» 待办事项:
[1] 请原样摘录节选中从“这碉楼以后还要折磨乾隆皇帝的”到“使人有不知身在何处何时之感。”的文字。
[2] 把清单中从含“Bar <box>140 91 169 95</box>”的那一行到含“Bar <box>106 19 131 23</box>”的那一行(首尾两行都算在内)里的“Bar”改为“Band”,其他一字不动,只输出这几行。

这碉楼以后还要折磨乾隆皇帝的神经,只是不在瞻对,而在我家乡一带的大小金川。以致后来,要把大金川战俘移动北京香山,修建碉楼,以供清军研究演练攻碉之术,再千里万里派往川西深山狭谷中的“平番”前线。现在,我到瞻对旧日战场,那些曾经的战碉均已不见,倒是当地百姓还住着传统的两层或三层寨楼——即史书中所谓“住碉”之中。那天,从雅砻江西岸髙山上下来,半山之上的台地,见几位妇女正在“住碉”二层的平台上用连枷打场,也就是给收获的青稞脱粒,连枷声中传来妇人们的曼声歌唱,我坐下来,背后雪峰高耸,山下江流蜿蜒,天空寥廓,使人有不知身在何处何时之感。
闲话叙过,还是来看庆复们如何在瞻对继续“善后”。
不久,查出战争进行期间“参将满仓、游击孙煌捏冒战功,游击杨之祺被贼劫营”,还有一位守备郭九皋居然在战事中丢了大炮,这些人都应“照谎报溺职革职”。
皇帝的意见是:“按之军律,即应于本地正法,始为用兵之道。”
更重要的善后,是将“瞻对各地分赏管辖,须授职衔,方资弹压”。
上瞻对应袭土司职的肯朱准其承袭长官司。下瞻对土司两代作乱,被废,另封俄木丁为长官司。另有委以土千户、土百户职衔者十数名。少数民族地区,“多封众建”也是“以分其势,预防一方独大,难以钳制的意思。”

» 原始数据:
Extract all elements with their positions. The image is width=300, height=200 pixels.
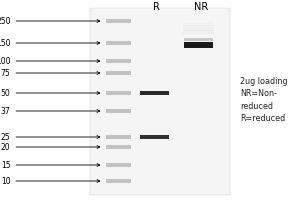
Bar <box>140 91 169 95</box>
Bar <box>183 20 214 22</box>
Bar <box>106 179 131 183</box>
Text: 15: 15 <box>1 160 100 170</box>
Bar <box>140 135 169 139</box>
Bar <box>106 59 131 63</box>
Bar <box>106 91 131 95</box>
Bar <box>183 27 214 29</box>
Bar <box>106 19 131 23</box>
Bar <box>90 8 230 195</box>
Text: 10: 10 <box>1 176 100 186</box>
Text: R: R <box>153 2 159 12</box>
Bar <box>106 109 131 113</box>
Bar <box>183 28 214 31</box>
Bar <box>184 38 213 41</box>
Bar <box>183 23 214 26</box>
Bar <box>106 145 131 149</box>
Bar <box>106 41 131 45</box>
Bar <box>184 42 213 48</box>
Bar <box>183 22 214 24</box>
Text: 75: 75 <box>1 68 100 77</box>
Text: NR: NR <box>194 2 208 12</box>
Bar <box>183 32 214 34</box>
Text: 20: 20 <box>1 142 100 152</box>
Text: 25: 25 <box>1 132 100 142</box>
Text: 37: 37 <box>1 106 100 116</box>
Text: 100: 100 <box>0 56 100 66</box>
Bar <box>183 25 214 27</box>
Text: 150: 150 <box>0 38 100 47</box>
Text: 2ug loading
NR=Non-
reduced
R=reduced: 2ug loading NR=Non- reduced R=reduced <box>240 77 287 123</box>
Bar <box>106 135 131 139</box>
Text: 250: 250 <box>0 17 100 25</box>
Bar <box>183 30 214 32</box>
Bar <box>106 71 131 75</box>
Text: 50: 50 <box>1 88 100 98</box>
Bar <box>106 163 131 167</box>
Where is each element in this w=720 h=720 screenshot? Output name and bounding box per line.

» 逐项结果:
[1]
这碉楼以后还要折磨乾隆皇帝的神经,只是不在瞻对,而在我家乡一带的大小金川。以致后来,要把大金川战俘移动北京香山,修建碉楼,以供清军研究演练攻碉之术,再千里万里派往川西深山狭谷中的“平番”前线。现在,我到瞻对旧日战场,那些曾经的战碉均已不见,倒是当地百姓还住着传统的两层或三层寨楼——即史书中所谓“住碉”之中。那天,从雅砻江西岸髙山上下来,半山之上的台地,见几位妇女正在“住碉”二层的平台上用连枷打场,也就是给收获的青稞脱粒,连枷声中传来妇人们的曼声歌唱,我坐下来,背后雪峰高耸,山下江流蜿蜒,天空寥廓,使人有不知身在何处何时之感。

[2]
Band <box>140 91 169 95</box>
Band <box>183 20 214 22</box>
Band <box>106 179 131 183</box>
Text: 15: 15 <box>1 160 100 170</box>
Band <box>140 135 169 139</box>
Band <box>106 59 131 63</box>
Band <box>106 91 131 95</box>
Band <box>183 27 214 29</box>
Band <box>106 19 131 23</box>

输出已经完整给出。